* _Selected excerpt_
---------------

Let me finally turn to some ways that the Department and the Interagency Council are trying to address these issues.

The Departments of Homeland Security and Health and Human Services are cosponsoring a nation-wide conference on Emergency Management and Individuals with Disabilities and the Elderly. The Conference will be held in Washington, D.C. on June 28-30. We have asked each Governor to send a delegation that includes representatives of the State Homeland Security Advisor, State emergency management office, state agency on aging, and Governor's Committee on disability issues. The purpose of the conference is to bring together each of these key players in the process - people who do not normally work together and may not even know each other. The participants will be required to complete assignments in advance of the conference, and there will be serious working sessions during it. We have told the Governors to expect that their delegations will return with concrete work products that ensure the complex disability and aging issues will be better addressed in their state.

Second, as I mentioned above, we have included an expert on aging and emergency preparedness on our National Plan Review team. We expect that the NPR report, which will be issued to Congress and the states, will be a catalyst for significant improvements on these issues.

Third, we have attended a roundtable on seniors and emergency issues held by the AARP, held in January. Subsequently, we contacted the AARP to offer our continued support for their efforts, and we look forward to working closely with AARP in the future.

I want to also direct your attention to our Council's "Resource Center" at http://www.disabilitypreparedness.gov. We have accumulated dozens of important guides, manuals, and reports that have been written by the Red Cross; the Departments of Health and Human Services, Labor and Justice; the Centers for Disease Control; FEMA; and the Center for Universal Design, just to name a few. We have also included technical assistance that is specific to the senior citizen population, including: documents produced by the U.S. Fire Administration, a report written by the International Longevity Center - USA titled, "Emergency Preparedness for Older People;" and materials from the AARP.

---------------

* _Listed records_
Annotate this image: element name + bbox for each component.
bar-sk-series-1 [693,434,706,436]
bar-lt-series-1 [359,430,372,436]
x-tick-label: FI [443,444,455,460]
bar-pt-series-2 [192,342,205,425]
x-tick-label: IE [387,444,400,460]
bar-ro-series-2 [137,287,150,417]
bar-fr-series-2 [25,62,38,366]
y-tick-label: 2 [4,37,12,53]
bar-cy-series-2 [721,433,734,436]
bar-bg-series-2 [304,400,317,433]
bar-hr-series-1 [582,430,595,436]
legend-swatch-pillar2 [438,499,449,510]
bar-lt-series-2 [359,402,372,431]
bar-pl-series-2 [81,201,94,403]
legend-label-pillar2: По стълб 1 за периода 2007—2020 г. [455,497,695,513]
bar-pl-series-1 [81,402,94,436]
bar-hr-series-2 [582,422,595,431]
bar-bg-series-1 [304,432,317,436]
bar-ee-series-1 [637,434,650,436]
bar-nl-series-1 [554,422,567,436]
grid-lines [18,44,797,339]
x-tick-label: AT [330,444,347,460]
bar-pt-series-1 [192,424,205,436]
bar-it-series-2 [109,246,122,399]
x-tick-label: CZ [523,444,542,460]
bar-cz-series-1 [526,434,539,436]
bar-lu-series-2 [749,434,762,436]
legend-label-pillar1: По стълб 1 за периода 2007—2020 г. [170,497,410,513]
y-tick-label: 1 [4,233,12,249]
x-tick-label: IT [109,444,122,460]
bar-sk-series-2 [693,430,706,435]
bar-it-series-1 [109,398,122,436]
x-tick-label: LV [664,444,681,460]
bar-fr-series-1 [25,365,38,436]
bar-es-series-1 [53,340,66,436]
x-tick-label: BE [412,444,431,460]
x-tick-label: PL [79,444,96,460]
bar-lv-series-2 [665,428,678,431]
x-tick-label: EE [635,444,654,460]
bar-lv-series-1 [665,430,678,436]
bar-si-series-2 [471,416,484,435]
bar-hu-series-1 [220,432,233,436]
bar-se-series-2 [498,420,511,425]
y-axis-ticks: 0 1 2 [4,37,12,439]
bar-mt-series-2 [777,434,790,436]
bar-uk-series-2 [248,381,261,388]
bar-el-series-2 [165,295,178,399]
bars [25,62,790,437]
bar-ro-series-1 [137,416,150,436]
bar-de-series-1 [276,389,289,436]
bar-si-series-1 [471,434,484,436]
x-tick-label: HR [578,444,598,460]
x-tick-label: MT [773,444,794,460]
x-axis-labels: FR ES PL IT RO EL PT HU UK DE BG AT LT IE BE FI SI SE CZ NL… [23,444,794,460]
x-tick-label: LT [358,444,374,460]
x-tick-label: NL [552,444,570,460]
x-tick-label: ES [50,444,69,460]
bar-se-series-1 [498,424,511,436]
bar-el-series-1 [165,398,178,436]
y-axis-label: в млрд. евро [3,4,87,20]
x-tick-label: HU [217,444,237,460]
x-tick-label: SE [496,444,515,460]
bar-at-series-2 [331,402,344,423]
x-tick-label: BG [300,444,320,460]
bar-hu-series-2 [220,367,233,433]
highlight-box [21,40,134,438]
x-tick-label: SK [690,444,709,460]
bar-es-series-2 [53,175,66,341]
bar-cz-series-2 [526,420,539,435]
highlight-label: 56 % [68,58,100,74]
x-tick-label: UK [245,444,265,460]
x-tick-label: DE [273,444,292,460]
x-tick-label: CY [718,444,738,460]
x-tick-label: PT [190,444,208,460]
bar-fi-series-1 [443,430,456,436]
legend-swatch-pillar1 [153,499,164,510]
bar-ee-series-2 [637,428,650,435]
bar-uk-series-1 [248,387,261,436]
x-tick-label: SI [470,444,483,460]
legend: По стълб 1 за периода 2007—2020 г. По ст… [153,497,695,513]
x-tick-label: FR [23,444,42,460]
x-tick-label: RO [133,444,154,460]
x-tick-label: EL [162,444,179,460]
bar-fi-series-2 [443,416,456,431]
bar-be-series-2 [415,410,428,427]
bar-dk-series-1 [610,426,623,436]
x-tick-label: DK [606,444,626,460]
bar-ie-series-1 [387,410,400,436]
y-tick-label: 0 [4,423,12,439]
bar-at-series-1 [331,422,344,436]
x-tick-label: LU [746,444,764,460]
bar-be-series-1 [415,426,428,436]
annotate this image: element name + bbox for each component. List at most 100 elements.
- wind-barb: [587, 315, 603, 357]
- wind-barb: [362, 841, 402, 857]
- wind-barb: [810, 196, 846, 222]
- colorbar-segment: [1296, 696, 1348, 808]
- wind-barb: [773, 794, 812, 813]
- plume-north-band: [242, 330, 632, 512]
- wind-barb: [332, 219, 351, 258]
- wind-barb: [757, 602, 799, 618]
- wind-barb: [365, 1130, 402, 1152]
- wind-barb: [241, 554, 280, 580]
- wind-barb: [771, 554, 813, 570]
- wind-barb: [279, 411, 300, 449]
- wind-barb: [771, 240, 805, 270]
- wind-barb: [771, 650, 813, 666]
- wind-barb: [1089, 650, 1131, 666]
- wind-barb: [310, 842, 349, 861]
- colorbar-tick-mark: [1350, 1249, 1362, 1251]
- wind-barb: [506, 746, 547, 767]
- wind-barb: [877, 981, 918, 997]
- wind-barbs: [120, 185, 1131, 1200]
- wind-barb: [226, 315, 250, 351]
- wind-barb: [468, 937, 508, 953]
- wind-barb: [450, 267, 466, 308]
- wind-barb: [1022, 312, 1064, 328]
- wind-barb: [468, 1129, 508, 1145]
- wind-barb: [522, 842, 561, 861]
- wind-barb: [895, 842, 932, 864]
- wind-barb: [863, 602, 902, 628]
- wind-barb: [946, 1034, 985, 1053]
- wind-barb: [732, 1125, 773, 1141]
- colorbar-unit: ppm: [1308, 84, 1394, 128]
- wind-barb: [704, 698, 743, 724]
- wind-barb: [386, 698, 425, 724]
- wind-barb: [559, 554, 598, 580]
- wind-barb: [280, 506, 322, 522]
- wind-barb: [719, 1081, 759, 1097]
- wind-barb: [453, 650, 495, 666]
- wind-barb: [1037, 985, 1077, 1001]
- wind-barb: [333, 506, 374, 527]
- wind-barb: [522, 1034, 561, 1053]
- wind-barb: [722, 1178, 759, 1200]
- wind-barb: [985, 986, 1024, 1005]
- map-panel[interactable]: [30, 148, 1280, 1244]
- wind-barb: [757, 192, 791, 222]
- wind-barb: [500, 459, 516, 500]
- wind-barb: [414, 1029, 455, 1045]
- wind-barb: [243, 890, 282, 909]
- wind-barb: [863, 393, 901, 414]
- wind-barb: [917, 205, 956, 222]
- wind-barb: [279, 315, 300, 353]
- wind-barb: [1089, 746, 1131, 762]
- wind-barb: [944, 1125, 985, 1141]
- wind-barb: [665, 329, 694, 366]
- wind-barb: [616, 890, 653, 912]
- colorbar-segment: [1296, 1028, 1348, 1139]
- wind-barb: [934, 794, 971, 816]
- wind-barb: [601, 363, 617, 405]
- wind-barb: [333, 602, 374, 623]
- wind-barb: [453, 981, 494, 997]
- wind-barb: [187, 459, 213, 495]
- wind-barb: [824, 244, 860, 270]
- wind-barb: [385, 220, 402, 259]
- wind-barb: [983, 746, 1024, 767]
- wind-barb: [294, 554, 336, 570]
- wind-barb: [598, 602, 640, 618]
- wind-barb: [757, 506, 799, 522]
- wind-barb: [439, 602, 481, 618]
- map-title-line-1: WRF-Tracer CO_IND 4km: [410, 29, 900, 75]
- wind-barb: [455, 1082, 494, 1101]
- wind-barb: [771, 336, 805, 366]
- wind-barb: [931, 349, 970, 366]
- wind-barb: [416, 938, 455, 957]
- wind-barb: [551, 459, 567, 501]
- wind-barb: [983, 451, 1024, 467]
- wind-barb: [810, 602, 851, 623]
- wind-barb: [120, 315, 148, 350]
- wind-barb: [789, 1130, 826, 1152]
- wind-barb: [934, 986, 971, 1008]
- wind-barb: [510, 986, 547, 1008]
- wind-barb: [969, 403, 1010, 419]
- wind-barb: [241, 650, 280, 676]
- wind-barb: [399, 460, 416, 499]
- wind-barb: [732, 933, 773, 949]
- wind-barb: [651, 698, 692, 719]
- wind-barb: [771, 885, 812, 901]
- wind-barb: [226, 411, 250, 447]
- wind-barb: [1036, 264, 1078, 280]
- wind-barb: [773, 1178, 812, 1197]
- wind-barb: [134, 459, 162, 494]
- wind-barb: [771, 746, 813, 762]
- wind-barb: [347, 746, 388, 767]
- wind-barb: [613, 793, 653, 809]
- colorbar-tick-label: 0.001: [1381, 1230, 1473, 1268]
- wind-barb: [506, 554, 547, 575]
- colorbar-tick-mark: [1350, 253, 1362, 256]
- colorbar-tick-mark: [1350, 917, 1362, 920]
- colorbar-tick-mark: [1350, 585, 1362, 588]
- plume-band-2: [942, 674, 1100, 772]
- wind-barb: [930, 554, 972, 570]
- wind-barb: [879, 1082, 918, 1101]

---------------

* _To do_
**1)** Reproduce the passage of the excerpt on emergency preparedness for older people and people with disabilities from "Second, as I" up to and including "on these issues.".
**2)** Write what comes next in the excerpt on emergency preparedness for older people and people with disabilities, picking up after its last sentence.

* _Your responses_
**1)**
Second, as I mentioned above, we have included an expert on aging and emergency preparedness on our National Plan Review team. We expect that the NPR report, which will be issued to Congress and the states, will be a catalyst for significant improvements on these issues.

**2)**
There are publications published by other organizations that are relevant, and should be widely distributed. For example, the Bay Area Preparedness Coalition has a publication on preparedness and older Americans. Of course, our Department's Ready.Gov campaign includes materials for seniors, and we expect additional developments through Ready.Gov in the near future. Moreover, the Citizen Corps give training to seniors all over the country, and the "Community Emergency Response Teams" (CERT) training includes instruction on identifying and assisting seniors.

Finally, our Council is preparing an after action, or "lessons learned" report, that will include very specific recommendations for improving the emergency preparedness, response and recovery system. Many of the findings and recommendations in that report will be directly relevant to older Americans. Secretary Chertoff has asked us to identify the most urgent recommendations so that they can be implemented now, rather than waiting for the report to be delivered. We have done so, and, again at his request, give him every two weeks an update on progress made toward implementing the recommendations.

Conclusion

Because of the commitment of the leadership of our Department, the energy of our partners on the Interagency Council, the insights being developed as a result of the National Plan Review, and the lessons we have learned from Katrina, we are very optimistic that substantive and concrete improvements will be seen in the emergency preparedness, response and recovery system as it relates to seniors and people with disabilities.

The Committee's oversight in this area is very important, and very much welcomed.

Thank you and I look forward to your questions.